EXTRACTED RECORDS ::
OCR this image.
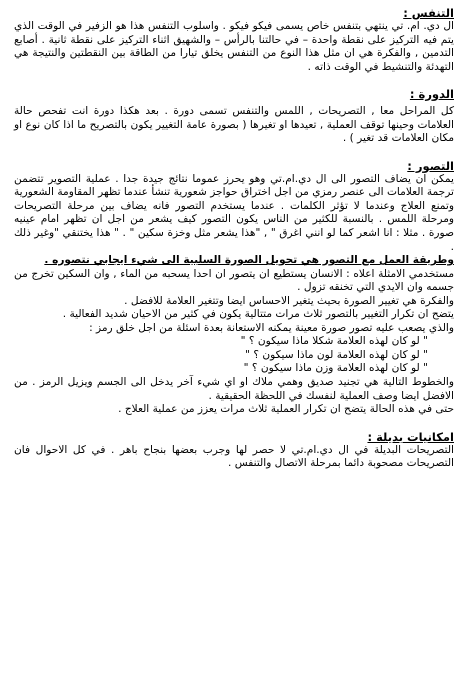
التنفس :

ال دي. ام. تي ينتهي بتنفس خاص يسمى فيكو فيكو . واسلوب التنفس هذا هو الزفير في الوقت الذي يتم فيه التركيز على نقطة واحدة – في حالتنا بالرأس – والشهيق اثناء التركيز على نقطة ثانية . أصابع التدمين , والفكرة هي ان مثل هذا النوع من التنفس يخلق تيارا من الطاقة بين النقطتين والنتيجة هي التهدئة والتنشيط في الوقت ذاته .

الدورة :

كل المراحل معا , التصريحات , اللمس والتنفس تسمى دورة . بعد هكذا دورة انت تفحص حالة العلامات وحينها توقف العملية , تعيدها او تغيرها ( بصورة عامة التغيير يكون بالتصريح ما اذا كان نوع او مكان العلامات قد تغير ) .

التصور :

يمكن ان يضاف التصور الى ال دي.ام.تي وهو يحرز عموما نتائج جيدة جدا . عملية التصوير تتضمن ترجمة العلامات الى عنصر رمزي من اجل اختراق حواجز شعورية تنشأ عندما تظهر المقاومة الشعورية وتمنع العلاج وعندما لا تؤثر الكلمات . عندما يستخدم التصور فانه يضاف بين مرحلة التصريحات ومرحلة اللمس . بالنسبة للكثير من الناس يكون التصور كيف يشعر من اجل ان تظهر امام عينيه صورة . مثلا : انا اشعر كما لو انني اغرق " , "هذا يشعر مثل وخزة سكين " . " هذا يختنقي "وغير ذلك .

وطريقة العمل مع التصور هي تحويل الصورة السلبية الى شيء ايجابي نتصوره .

مستخدمي الامثلة اعلاه : الانسان يستطيع ان يتصور ان احدا يسحبه من الماء , وان السكين تخرج من جسمه وان الايدي التي تخنقه تزول .

والفكرة هي تغيير الصورة بحيث يتغير الاحساس ايضا وتتغير العلامة للافضل .

يتضح ان تكرار التغيير بالتصور ثلاث مرات متتالية يكون في كثير من الاحيان شديد الفعالية .

والذي يصعب عليه تصور صورة معينة يمكنه الاستعانة بعدة اسئلة من اجل خلق رمز :

" لو كان لهذه العلامة شكلا ماذا سيكون ؟ "
" لو كان لهذه العلامة لون ماذا سيكون ؟ "
" لو كان لهذه العلامة وزن ماذا سيكون ؟ "

والخطوط التالية هي تجنيد صديق وهمي ملاك او اي شيء آخر يدخل الى الجسم ويزيل الرمز . من الافضل ايضا وصف العملية لنفسك في اللحظة الحقيقية .

حتى في هذه الحالة يتضح ان تكرار العملية ثلاث مرات يعزز من عملية العلاج .

امكانيات بديلة :

التصريحات البديلة في ال دي.ام.تي لا حصر لها وجرب بعضها بنجاح باهر . في كل الاحوال فان التصريحات مصحوبة دائما بمرحلة الاتصال والتنفس .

REQUIRED TASK :: Of the lines in the material, how many contain the word "والفكرة"? Reply with the number and nothing else.

CORRECT RESULT :: 2